* Problem details *
Examine the entries and show every line in which the word "加權指數" is found.

* Data in this exercise *
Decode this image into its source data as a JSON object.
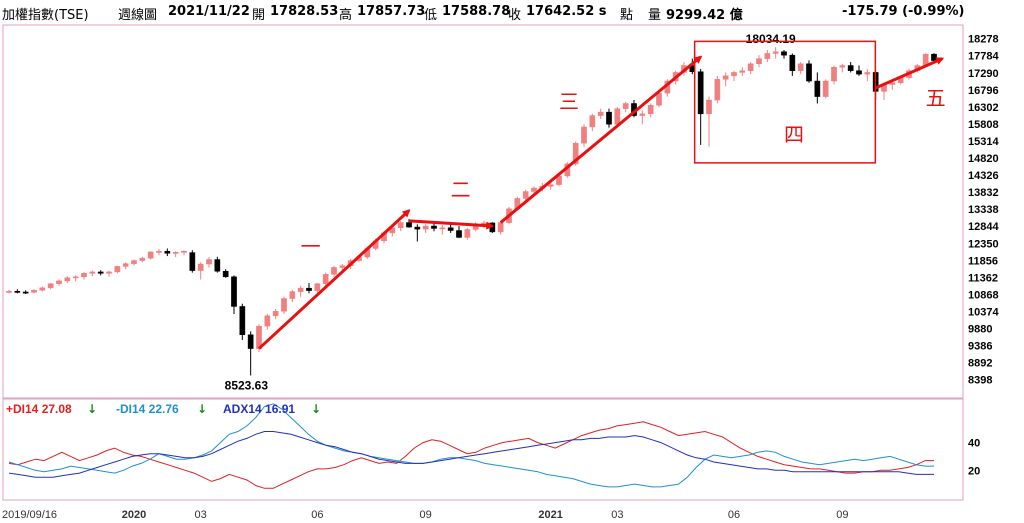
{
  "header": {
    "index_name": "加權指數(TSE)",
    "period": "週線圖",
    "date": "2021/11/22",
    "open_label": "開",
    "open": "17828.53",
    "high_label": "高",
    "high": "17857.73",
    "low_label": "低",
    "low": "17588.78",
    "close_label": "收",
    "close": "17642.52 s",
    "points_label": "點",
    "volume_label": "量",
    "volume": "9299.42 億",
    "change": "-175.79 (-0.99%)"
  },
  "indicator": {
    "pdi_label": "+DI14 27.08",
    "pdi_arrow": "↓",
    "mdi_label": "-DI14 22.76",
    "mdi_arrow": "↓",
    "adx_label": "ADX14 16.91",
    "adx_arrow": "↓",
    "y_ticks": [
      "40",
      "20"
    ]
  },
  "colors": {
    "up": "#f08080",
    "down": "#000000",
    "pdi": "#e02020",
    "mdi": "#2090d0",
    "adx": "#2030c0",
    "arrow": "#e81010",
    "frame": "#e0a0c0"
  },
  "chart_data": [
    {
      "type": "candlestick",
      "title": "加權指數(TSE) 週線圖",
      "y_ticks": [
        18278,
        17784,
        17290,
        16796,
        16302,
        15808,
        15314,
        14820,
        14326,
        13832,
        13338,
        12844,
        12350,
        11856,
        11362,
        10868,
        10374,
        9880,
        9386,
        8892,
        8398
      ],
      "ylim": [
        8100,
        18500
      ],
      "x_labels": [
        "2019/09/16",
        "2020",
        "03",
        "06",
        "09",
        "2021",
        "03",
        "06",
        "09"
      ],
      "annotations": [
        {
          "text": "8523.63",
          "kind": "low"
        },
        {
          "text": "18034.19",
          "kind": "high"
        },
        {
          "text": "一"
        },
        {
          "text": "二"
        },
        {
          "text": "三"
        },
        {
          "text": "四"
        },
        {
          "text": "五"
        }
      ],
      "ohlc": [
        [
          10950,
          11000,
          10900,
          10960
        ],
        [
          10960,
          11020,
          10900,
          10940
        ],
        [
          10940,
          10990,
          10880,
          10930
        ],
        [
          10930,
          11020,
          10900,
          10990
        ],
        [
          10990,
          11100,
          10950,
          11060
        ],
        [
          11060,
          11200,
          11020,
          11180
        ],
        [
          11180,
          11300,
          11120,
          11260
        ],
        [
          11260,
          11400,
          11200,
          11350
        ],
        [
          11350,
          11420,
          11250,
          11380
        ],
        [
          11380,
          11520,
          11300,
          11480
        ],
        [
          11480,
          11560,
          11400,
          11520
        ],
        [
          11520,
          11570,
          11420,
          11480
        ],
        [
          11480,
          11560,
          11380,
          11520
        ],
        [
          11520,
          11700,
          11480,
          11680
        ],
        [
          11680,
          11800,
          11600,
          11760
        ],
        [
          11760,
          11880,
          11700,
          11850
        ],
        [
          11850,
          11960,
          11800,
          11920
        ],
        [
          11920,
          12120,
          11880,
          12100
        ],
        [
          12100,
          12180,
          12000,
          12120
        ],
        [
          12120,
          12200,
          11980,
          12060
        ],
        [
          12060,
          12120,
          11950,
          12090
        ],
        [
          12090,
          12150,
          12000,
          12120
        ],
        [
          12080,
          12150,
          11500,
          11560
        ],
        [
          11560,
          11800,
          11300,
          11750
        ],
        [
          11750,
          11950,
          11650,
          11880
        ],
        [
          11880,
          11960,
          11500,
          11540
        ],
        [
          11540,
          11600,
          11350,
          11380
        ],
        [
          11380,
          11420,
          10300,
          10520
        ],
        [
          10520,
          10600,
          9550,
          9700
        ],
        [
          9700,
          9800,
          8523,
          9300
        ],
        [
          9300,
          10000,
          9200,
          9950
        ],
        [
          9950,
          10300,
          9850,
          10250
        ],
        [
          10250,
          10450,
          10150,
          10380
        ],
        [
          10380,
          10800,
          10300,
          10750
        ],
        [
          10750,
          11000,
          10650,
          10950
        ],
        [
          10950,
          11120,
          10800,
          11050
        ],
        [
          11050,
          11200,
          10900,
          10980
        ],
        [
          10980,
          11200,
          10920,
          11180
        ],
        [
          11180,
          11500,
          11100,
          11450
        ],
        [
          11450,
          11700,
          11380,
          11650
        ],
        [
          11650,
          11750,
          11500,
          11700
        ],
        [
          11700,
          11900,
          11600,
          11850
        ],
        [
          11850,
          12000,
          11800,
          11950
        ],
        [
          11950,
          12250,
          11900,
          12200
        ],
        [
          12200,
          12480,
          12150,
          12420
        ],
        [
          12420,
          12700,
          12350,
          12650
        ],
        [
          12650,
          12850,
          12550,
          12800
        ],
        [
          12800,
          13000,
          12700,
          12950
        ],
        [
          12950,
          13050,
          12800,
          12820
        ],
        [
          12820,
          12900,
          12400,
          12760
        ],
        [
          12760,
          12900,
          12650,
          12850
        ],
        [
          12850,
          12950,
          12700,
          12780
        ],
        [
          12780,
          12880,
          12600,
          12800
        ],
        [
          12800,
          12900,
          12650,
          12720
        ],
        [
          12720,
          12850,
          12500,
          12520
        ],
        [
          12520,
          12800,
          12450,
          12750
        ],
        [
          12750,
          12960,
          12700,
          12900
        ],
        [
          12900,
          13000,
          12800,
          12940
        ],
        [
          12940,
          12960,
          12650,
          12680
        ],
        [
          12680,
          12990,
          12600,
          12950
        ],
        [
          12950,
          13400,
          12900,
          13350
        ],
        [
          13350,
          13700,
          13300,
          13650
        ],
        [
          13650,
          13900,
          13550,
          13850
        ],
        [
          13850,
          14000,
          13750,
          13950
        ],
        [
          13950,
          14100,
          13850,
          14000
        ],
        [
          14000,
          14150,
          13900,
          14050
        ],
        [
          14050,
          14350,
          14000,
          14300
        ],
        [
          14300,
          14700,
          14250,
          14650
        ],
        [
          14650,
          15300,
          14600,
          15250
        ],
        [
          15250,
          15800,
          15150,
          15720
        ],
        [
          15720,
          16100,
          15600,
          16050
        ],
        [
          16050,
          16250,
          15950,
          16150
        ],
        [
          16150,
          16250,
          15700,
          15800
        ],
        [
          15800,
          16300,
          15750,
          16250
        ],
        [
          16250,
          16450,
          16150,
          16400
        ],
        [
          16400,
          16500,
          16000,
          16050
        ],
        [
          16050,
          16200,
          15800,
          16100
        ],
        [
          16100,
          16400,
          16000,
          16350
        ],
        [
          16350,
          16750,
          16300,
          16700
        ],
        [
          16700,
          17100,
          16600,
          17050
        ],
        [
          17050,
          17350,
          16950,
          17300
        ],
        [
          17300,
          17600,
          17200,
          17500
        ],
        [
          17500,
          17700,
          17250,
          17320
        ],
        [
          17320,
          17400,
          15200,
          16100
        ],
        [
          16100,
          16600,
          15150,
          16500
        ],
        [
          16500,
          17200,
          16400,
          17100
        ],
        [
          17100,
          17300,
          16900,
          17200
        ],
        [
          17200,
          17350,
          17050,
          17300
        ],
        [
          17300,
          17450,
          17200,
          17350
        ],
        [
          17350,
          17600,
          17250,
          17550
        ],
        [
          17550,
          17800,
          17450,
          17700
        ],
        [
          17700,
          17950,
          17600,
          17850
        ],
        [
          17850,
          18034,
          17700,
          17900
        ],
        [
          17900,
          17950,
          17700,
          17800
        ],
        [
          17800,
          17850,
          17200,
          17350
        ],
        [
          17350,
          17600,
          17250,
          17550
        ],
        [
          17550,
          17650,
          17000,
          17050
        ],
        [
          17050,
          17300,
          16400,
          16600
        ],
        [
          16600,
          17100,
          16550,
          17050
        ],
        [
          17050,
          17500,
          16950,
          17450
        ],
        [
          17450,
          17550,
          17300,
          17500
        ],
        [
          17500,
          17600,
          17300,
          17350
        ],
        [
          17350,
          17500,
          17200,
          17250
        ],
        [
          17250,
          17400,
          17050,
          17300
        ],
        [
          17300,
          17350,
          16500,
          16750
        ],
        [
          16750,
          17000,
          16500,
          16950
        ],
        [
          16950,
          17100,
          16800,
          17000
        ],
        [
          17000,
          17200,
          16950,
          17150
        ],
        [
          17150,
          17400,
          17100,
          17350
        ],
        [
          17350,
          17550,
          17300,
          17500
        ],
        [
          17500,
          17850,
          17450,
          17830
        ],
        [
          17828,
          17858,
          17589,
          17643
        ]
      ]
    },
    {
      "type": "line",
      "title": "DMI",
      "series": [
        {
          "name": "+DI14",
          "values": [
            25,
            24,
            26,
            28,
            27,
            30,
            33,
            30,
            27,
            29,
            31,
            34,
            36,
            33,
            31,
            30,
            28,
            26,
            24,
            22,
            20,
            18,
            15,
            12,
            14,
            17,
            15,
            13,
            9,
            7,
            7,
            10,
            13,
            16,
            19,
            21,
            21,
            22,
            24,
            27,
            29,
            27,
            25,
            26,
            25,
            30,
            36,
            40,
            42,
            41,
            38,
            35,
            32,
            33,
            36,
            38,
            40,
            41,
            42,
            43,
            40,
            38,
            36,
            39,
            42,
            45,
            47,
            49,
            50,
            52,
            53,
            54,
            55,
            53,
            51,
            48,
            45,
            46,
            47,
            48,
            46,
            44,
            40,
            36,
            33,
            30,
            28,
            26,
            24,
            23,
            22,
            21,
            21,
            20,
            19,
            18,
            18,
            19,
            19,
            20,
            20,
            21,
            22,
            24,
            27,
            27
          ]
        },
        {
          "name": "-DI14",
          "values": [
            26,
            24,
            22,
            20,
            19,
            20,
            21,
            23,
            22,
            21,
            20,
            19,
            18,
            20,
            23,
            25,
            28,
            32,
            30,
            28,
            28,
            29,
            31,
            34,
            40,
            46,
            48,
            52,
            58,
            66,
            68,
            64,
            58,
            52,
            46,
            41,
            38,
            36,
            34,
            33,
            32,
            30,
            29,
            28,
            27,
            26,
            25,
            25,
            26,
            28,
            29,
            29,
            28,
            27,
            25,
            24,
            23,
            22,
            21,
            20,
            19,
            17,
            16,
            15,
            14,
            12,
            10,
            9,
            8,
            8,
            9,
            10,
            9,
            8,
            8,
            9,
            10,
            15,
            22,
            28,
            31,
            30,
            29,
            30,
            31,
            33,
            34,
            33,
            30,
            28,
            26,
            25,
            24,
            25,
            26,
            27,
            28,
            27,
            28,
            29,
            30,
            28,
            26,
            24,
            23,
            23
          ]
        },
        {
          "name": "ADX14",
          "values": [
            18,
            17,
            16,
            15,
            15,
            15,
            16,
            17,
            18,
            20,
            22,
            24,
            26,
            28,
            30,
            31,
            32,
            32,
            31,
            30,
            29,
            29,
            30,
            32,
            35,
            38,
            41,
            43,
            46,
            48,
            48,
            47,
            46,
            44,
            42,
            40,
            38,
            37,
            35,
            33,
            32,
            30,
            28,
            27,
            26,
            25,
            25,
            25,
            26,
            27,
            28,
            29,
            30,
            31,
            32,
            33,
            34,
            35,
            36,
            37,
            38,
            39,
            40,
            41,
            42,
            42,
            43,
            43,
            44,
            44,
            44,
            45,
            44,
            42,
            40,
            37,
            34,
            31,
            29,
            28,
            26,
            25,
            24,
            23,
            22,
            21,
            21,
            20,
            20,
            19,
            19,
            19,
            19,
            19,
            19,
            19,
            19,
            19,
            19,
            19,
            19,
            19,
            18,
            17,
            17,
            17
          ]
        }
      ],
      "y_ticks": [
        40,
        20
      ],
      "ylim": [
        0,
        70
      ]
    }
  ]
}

* Response to the task *
    "index_name": "加權指數(TSE)",
      "title": "加權指數(TSE) 週線圖",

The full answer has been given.